Extract and list every line that contains the word "text".

■ Task material ■
------------------------------------------------------------------------

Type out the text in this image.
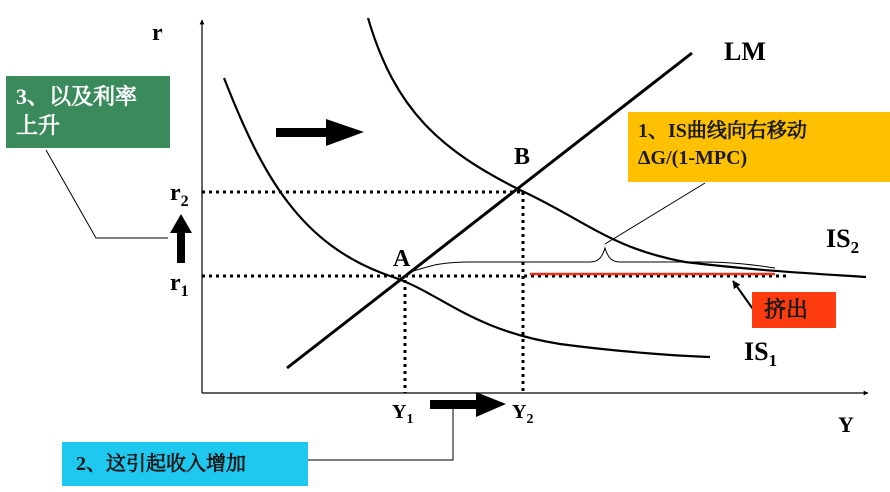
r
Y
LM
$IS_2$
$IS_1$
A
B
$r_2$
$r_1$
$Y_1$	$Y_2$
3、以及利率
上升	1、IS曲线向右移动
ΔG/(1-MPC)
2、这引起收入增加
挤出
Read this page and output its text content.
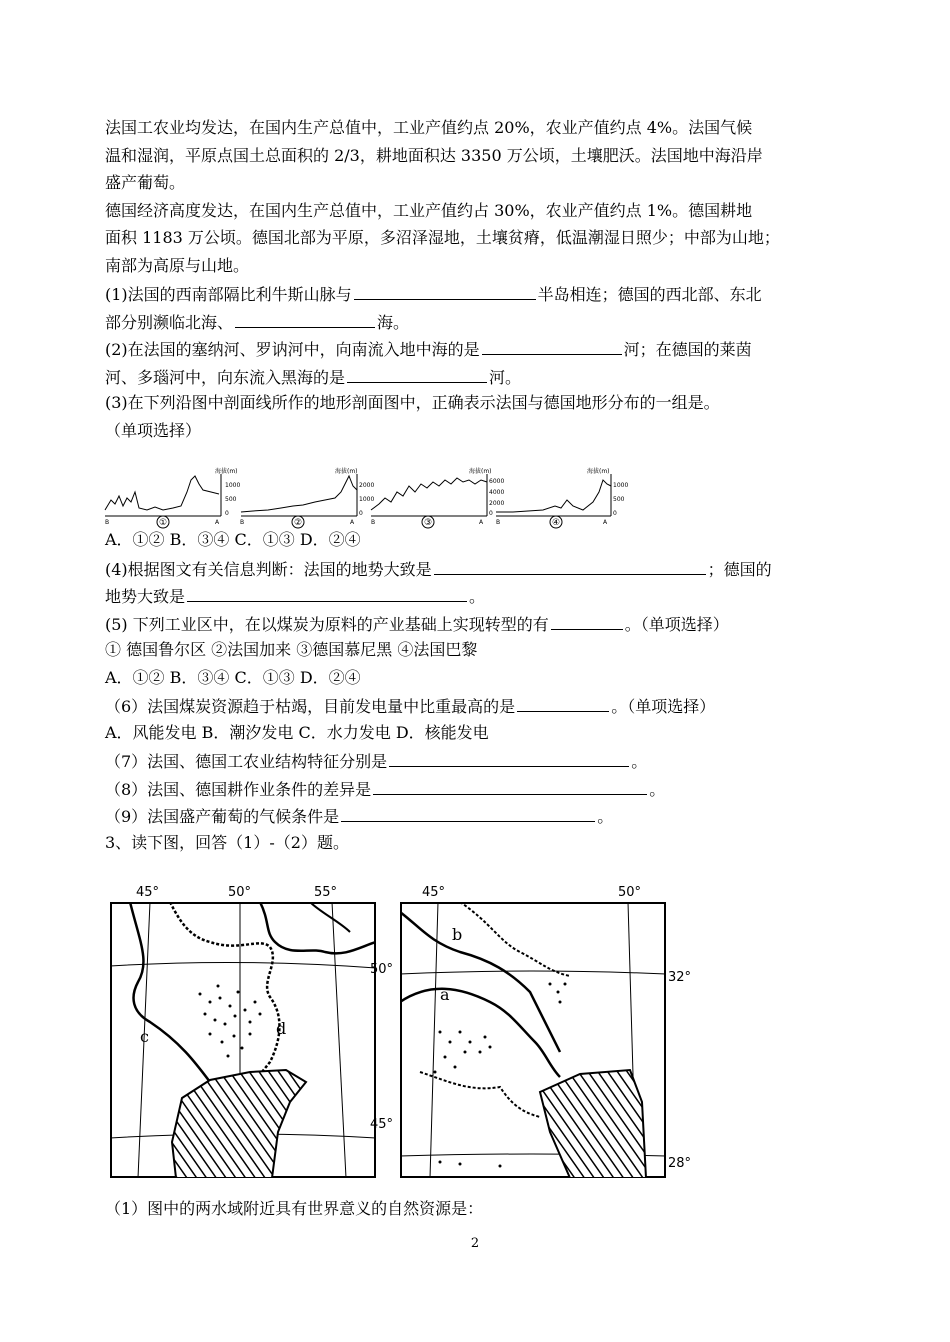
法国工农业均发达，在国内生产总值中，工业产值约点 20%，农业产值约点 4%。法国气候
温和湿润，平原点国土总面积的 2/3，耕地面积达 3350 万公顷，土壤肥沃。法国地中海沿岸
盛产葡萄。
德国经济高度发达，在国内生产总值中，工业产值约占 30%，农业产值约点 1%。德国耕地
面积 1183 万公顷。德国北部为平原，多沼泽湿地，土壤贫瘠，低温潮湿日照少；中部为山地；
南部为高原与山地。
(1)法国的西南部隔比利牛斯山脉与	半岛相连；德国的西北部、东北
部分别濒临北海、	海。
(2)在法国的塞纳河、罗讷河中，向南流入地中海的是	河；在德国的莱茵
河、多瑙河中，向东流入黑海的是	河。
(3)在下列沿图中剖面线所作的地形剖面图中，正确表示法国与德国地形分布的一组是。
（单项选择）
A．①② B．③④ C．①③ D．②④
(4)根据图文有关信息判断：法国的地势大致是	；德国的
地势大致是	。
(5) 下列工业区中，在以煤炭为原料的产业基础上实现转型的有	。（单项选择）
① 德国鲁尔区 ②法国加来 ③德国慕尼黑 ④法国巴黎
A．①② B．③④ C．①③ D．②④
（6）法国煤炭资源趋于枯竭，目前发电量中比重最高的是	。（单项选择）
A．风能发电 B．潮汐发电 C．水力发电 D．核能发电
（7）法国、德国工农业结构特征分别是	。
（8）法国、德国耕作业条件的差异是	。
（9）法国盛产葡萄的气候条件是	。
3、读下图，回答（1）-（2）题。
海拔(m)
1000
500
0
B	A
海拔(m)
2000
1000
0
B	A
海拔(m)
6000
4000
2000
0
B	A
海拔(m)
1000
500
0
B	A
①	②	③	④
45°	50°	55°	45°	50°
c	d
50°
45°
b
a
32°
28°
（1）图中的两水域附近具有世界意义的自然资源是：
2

------------------------------------------------------------------------

■ Finished answer ■
Type out the text in this image.
Read this page and output its text content.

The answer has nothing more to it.